• _Material supplied_:
## start
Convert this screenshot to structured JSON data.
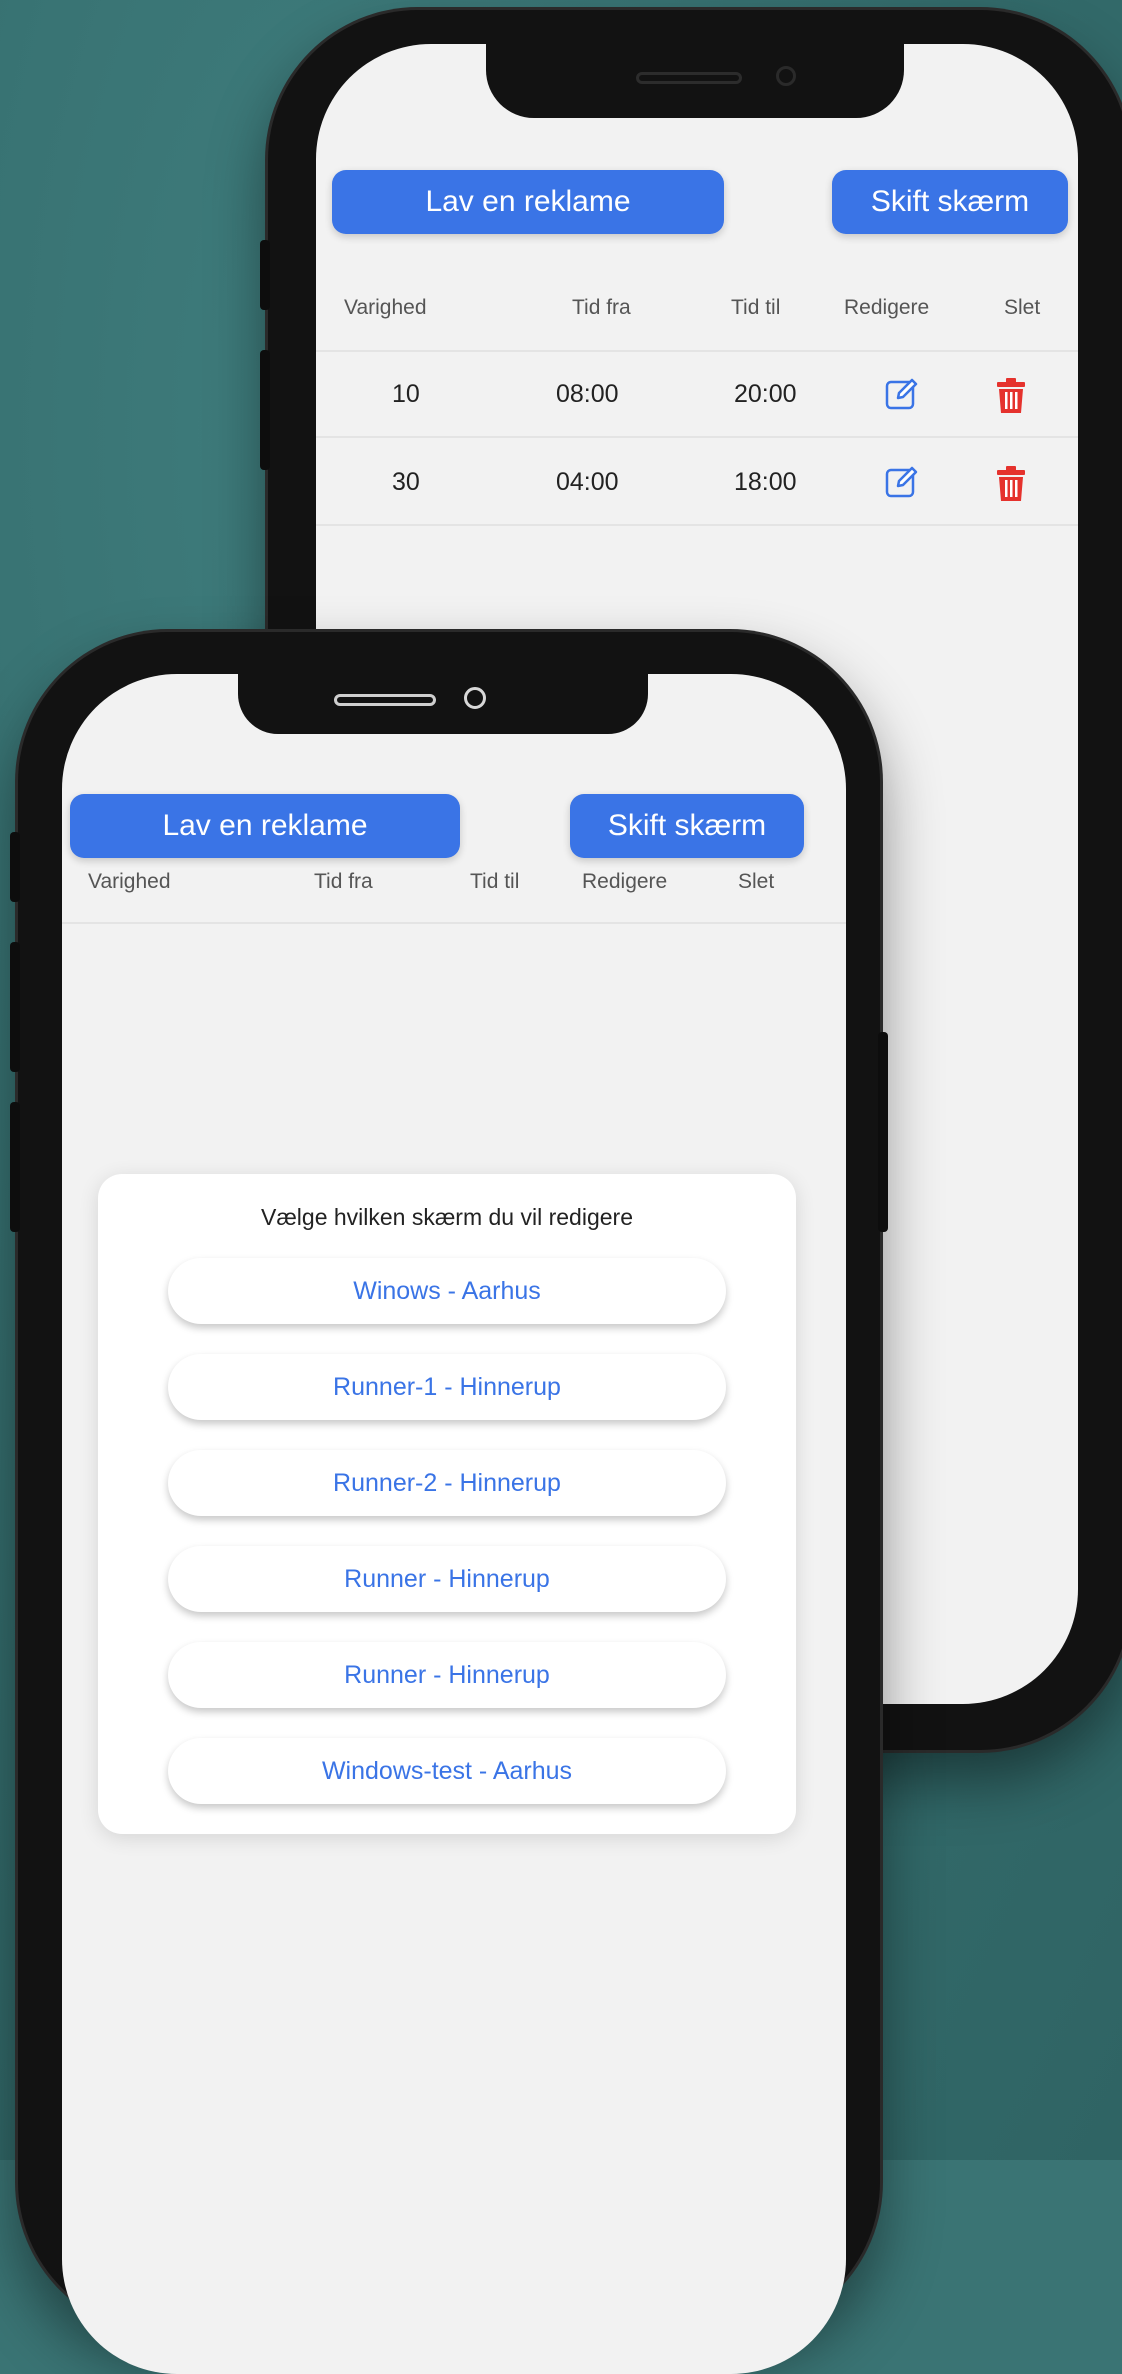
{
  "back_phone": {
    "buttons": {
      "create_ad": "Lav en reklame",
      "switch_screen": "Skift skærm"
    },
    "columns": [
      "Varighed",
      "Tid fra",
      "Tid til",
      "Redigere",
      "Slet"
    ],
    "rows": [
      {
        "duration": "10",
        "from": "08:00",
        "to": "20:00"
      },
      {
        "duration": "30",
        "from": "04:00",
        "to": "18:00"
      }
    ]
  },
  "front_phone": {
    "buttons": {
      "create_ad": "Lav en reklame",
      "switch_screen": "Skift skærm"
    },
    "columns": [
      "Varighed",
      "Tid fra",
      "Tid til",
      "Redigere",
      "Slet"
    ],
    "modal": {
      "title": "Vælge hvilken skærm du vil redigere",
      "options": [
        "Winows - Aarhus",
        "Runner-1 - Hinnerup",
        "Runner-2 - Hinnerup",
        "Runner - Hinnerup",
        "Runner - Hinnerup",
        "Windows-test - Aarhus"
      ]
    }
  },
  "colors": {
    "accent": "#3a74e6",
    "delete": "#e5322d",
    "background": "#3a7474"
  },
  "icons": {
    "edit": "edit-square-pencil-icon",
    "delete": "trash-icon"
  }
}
## end
• _Exercise goal_: Quote the data above in full and without alteration; skip the pictures.

• _Answer to this exercise_:
Convert this screenshot to structured JSON data.
{
  "back_phone": {
    "buttons": {
      "create_ad": "Lav en reklame",
      "switch_screen": "Skift skærm"
    },
    "columns": [
      "Varighed",
      "Tid fra",
      "Tid til",
      "Redigere",
      "Slet"
    ],
    "rows": [
      {
        "duration": "10",
        "from": "08:00",
        "to": "20:00"
      },
      {
        "duration": "30",
        "from": "04:00",
        "to": "18:00"
      }
    ]
  },
  "front_phone": {
    "buttons": {
      "create_ad": "Lav en reklame",
      "switch_screen": "Skift skærm"
    },
    "columns": [
      "Varighed",
      "Tid fra",
      "Tid til",
      "Redigere",
      "Slet"
    ],
    "modal": {
      "title": "Vælge hvilken skærm du vil redigere",
      "options": [
        "Winows - Aarhus",
        "Runner-1 - Hinnerup",
        "Runner-2 - Hinnerup",
        "Runner - Hinnerup",
        "Runner - Hinnerup",
        "Windows-test - Aarhus"
      ]
    }
  },
  "colors": {
    "accent": "#3a74e6",
    "delete": "#e5322d",
    "background": "#3a7474"
  },
  "icons": {
    "edit": "edit-square-pencil-icon",
    "delete": "trash-icon"
  }
}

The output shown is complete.